* [What is being asked] List each line of the data that holds the word "this".

##### Data to process

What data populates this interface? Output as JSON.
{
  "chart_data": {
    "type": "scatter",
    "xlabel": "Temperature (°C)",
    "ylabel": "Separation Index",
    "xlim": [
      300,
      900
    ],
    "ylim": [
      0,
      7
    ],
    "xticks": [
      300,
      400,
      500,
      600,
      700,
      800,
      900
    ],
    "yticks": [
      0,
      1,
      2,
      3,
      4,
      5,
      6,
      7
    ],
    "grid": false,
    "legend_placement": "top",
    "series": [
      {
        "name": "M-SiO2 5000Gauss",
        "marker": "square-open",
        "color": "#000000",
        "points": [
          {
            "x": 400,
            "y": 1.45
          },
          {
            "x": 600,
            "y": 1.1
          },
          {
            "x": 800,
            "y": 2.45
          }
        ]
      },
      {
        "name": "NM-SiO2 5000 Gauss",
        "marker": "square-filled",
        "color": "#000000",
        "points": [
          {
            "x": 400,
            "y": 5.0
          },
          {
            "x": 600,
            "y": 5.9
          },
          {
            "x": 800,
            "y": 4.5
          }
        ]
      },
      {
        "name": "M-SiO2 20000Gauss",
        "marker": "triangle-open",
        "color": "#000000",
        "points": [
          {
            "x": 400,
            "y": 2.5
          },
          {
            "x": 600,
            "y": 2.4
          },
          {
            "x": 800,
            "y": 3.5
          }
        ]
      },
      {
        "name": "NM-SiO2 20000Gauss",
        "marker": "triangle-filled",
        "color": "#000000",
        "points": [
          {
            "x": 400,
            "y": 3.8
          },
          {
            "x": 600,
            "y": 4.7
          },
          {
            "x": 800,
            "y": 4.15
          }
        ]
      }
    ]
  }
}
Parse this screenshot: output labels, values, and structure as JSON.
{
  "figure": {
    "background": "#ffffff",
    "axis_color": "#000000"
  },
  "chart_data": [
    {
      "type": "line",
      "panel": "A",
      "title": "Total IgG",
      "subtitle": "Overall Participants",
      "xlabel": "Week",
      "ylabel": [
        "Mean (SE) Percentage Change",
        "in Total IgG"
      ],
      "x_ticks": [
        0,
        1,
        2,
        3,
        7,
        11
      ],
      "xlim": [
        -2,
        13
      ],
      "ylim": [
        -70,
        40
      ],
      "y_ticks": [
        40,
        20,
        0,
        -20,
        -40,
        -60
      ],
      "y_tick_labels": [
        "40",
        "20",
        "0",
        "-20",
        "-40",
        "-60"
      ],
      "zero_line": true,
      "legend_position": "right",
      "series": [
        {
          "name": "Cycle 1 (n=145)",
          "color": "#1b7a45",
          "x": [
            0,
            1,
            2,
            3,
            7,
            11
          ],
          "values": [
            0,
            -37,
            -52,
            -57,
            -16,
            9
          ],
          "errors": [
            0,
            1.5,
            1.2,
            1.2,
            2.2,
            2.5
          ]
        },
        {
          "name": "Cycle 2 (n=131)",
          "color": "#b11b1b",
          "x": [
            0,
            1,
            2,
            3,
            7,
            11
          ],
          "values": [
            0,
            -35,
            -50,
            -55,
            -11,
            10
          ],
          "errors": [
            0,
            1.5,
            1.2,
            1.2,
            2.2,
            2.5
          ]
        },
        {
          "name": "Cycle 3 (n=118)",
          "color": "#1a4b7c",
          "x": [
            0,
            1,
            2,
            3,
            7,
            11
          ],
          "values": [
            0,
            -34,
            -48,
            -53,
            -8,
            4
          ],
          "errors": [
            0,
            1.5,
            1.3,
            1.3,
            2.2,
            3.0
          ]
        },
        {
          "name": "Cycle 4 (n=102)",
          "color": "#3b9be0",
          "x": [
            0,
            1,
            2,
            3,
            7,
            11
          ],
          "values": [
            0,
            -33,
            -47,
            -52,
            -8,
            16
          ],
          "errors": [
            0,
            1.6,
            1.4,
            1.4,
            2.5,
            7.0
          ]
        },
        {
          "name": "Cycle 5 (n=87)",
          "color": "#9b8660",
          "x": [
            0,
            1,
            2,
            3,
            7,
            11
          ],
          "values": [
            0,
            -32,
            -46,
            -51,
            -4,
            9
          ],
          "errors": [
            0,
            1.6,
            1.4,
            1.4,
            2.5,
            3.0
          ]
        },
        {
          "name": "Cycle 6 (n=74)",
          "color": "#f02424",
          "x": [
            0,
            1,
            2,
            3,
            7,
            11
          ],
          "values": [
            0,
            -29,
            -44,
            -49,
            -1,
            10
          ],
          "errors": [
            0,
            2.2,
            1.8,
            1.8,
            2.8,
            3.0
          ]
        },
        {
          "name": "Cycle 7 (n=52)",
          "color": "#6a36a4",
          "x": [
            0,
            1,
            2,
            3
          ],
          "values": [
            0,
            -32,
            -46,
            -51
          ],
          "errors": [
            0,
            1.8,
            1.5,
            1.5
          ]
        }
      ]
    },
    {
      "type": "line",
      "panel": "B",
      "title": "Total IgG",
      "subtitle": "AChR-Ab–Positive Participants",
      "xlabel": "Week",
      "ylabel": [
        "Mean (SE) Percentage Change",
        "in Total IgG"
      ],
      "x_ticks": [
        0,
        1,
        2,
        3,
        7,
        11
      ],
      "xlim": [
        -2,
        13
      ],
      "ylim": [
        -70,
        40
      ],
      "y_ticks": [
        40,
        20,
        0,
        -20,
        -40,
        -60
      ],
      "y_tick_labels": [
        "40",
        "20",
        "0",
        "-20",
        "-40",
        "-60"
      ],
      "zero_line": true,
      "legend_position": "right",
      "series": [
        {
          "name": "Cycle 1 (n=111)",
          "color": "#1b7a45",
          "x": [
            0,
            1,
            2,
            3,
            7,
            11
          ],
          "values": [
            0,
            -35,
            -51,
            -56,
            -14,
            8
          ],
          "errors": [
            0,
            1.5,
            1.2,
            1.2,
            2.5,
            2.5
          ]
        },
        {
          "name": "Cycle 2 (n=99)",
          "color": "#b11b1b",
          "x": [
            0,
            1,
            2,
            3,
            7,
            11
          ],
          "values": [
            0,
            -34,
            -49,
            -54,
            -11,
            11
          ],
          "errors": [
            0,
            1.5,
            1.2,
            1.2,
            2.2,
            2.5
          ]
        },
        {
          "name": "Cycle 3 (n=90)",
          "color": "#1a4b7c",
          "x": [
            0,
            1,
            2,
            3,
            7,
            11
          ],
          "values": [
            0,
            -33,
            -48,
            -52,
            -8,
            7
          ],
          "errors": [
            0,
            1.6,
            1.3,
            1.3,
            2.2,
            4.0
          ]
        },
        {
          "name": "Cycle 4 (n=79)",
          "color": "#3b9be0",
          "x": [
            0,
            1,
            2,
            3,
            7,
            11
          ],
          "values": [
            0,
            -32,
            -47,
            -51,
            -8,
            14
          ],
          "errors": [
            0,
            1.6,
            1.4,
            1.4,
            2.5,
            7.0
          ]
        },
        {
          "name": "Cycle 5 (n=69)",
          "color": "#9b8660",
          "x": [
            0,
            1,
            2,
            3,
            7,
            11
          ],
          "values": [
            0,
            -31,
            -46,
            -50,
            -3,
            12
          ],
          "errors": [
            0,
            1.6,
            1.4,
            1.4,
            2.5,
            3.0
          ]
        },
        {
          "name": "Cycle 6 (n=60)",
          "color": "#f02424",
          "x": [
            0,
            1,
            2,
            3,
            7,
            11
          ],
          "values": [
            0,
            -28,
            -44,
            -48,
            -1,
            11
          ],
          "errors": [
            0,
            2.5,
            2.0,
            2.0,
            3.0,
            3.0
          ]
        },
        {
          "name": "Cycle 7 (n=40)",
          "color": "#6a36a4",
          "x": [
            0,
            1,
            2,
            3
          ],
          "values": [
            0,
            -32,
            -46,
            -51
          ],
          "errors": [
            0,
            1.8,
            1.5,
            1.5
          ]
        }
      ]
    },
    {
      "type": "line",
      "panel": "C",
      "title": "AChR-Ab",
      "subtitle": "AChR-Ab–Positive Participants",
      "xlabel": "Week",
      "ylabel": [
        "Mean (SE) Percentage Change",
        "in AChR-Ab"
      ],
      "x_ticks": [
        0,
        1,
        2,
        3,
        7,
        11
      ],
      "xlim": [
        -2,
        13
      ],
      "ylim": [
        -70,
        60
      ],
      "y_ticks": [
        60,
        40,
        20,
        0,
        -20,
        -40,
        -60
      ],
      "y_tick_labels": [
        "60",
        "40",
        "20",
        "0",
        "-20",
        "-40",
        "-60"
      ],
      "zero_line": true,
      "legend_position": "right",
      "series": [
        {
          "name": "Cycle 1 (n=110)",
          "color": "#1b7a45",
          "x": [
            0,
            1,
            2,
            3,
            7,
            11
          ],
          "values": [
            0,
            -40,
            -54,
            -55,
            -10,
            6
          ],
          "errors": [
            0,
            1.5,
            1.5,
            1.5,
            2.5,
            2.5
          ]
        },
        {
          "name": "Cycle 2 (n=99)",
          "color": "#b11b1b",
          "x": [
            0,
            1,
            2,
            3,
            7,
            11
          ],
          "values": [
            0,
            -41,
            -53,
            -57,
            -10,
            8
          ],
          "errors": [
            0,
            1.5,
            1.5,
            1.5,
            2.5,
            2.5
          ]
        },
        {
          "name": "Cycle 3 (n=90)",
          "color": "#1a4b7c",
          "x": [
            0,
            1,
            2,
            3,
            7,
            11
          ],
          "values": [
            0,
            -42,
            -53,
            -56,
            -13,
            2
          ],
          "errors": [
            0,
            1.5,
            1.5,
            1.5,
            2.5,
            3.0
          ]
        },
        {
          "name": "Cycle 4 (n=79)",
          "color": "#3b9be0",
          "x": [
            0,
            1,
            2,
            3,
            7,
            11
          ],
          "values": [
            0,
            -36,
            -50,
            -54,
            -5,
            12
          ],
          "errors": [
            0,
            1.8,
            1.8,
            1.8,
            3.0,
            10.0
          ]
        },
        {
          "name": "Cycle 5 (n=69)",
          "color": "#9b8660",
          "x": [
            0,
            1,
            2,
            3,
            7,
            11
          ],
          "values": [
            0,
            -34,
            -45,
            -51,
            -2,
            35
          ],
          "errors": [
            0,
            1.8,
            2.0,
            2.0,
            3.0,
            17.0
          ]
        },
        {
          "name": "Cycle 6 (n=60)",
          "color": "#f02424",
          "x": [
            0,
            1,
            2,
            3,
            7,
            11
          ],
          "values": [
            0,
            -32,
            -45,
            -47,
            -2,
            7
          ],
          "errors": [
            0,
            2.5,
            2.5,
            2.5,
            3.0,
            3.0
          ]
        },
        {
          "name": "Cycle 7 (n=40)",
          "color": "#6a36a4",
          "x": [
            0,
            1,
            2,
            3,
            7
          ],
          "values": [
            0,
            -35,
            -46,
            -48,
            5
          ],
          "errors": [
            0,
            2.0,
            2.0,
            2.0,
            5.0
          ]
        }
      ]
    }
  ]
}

##########

* [Task answer]
What data populates this interface? Output as JSON.
Parse this screenshot: output labels, values, and structure as JSON.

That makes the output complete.